▶ [THE REQUEST]:
Go through the lines below and copy each one that holds the string "JSON".

▶ [RECORD EXTRACTS]:

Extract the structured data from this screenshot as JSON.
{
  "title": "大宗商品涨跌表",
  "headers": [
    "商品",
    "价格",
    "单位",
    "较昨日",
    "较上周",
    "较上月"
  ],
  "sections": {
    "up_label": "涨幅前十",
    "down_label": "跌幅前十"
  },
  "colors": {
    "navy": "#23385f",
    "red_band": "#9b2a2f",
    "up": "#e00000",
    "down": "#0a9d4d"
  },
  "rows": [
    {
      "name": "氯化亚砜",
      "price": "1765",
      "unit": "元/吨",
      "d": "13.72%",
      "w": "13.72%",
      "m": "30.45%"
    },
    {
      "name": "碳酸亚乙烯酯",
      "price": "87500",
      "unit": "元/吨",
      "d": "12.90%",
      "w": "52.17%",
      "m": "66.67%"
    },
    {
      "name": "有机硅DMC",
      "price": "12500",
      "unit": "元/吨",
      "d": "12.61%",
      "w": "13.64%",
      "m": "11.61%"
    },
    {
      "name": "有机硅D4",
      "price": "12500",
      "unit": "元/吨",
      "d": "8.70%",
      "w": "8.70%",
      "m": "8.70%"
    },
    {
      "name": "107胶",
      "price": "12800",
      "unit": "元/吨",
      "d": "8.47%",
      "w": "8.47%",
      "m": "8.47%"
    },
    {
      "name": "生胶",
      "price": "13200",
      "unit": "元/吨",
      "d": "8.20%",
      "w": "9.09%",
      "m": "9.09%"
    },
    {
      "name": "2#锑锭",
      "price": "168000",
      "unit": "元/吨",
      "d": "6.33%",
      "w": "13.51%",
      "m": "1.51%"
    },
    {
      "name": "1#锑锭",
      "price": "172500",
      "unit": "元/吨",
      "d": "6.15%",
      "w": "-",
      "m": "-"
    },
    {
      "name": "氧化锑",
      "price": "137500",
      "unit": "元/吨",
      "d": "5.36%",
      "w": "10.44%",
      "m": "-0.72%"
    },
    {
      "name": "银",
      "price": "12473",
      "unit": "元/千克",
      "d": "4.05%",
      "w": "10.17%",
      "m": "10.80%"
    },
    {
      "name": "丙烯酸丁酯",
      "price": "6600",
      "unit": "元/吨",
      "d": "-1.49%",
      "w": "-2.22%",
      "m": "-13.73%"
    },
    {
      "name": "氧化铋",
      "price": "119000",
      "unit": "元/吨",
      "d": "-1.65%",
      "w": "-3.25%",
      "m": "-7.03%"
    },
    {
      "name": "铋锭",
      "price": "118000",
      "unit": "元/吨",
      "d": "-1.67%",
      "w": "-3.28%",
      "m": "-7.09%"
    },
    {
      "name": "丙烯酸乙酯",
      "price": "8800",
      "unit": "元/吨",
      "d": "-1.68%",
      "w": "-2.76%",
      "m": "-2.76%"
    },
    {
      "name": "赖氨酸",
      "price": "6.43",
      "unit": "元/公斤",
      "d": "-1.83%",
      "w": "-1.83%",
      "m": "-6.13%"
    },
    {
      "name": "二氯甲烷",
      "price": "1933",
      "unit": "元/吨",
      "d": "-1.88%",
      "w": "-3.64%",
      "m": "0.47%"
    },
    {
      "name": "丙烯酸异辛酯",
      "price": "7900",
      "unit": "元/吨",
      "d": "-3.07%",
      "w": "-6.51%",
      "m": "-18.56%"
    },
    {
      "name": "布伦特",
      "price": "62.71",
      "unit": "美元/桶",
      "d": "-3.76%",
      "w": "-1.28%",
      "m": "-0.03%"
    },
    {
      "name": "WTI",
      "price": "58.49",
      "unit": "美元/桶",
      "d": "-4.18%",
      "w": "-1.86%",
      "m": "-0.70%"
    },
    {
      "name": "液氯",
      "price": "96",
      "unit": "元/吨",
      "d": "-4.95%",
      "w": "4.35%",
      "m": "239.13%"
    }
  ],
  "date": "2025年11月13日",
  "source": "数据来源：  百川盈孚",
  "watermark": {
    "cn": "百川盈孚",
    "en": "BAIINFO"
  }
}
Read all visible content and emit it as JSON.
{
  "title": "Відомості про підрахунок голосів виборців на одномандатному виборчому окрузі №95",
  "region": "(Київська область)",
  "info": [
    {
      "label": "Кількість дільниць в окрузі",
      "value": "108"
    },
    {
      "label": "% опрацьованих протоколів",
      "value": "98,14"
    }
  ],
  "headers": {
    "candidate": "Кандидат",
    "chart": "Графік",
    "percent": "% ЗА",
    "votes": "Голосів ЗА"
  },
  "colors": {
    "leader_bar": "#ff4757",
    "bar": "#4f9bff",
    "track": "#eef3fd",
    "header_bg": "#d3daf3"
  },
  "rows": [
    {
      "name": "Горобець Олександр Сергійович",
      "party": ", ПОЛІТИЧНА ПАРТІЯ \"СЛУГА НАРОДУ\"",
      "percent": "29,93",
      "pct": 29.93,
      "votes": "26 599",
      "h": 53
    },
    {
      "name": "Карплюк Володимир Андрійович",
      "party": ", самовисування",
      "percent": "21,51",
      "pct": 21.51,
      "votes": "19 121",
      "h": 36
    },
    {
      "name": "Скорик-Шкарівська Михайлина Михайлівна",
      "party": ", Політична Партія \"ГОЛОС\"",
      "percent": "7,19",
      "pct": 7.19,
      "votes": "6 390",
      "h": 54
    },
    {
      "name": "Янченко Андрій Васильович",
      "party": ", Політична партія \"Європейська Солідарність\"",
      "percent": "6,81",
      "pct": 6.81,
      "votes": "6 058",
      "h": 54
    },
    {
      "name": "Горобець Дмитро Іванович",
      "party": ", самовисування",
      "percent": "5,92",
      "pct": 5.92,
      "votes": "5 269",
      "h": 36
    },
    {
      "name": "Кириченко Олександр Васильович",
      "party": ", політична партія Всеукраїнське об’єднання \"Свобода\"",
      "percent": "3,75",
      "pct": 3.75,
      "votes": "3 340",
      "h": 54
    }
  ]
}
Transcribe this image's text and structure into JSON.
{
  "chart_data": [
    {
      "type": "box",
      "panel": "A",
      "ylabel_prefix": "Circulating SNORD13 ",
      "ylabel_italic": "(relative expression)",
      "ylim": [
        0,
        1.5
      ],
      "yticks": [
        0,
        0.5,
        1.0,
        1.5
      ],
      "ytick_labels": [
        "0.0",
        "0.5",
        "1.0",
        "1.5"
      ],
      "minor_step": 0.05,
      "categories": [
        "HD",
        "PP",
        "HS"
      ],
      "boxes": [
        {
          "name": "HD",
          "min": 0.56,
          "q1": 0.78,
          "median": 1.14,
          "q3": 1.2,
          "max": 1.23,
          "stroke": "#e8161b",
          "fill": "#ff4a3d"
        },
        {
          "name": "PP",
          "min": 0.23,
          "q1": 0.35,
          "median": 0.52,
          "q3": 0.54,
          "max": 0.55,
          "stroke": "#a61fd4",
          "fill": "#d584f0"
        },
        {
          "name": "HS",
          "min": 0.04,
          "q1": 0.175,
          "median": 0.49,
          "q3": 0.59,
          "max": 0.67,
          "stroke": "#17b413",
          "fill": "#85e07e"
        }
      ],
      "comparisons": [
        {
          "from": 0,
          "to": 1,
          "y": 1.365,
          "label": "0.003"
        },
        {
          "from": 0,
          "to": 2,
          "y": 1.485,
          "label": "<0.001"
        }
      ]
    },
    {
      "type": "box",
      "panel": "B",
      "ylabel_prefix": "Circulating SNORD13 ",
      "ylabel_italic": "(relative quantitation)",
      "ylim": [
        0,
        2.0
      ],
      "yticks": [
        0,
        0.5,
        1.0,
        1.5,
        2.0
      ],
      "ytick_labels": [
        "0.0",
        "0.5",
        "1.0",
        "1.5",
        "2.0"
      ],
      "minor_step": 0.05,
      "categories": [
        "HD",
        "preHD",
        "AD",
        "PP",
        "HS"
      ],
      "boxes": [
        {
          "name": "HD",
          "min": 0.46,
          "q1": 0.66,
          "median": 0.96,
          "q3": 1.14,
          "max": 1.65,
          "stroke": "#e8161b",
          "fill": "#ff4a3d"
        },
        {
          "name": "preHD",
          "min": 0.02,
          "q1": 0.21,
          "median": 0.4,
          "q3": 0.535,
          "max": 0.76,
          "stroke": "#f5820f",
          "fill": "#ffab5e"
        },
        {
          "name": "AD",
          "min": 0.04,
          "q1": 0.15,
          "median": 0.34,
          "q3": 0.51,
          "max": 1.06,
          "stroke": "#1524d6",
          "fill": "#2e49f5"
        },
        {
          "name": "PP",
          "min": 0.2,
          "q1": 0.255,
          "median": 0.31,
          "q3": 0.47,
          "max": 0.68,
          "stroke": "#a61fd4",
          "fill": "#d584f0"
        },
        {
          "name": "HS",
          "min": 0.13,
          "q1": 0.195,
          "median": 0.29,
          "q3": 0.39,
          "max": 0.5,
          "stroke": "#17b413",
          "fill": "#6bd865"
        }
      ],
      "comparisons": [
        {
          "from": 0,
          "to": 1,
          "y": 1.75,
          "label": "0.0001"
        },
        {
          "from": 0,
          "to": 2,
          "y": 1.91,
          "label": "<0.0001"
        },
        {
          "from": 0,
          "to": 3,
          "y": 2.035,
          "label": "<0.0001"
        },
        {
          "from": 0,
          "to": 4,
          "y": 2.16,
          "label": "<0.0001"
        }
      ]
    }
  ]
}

▶ [REPLY]:
Extract the structured data from this screenshot as JSON.
Read all visible content and emit it as JSON.
Transcribe this image's text and structure into JSON.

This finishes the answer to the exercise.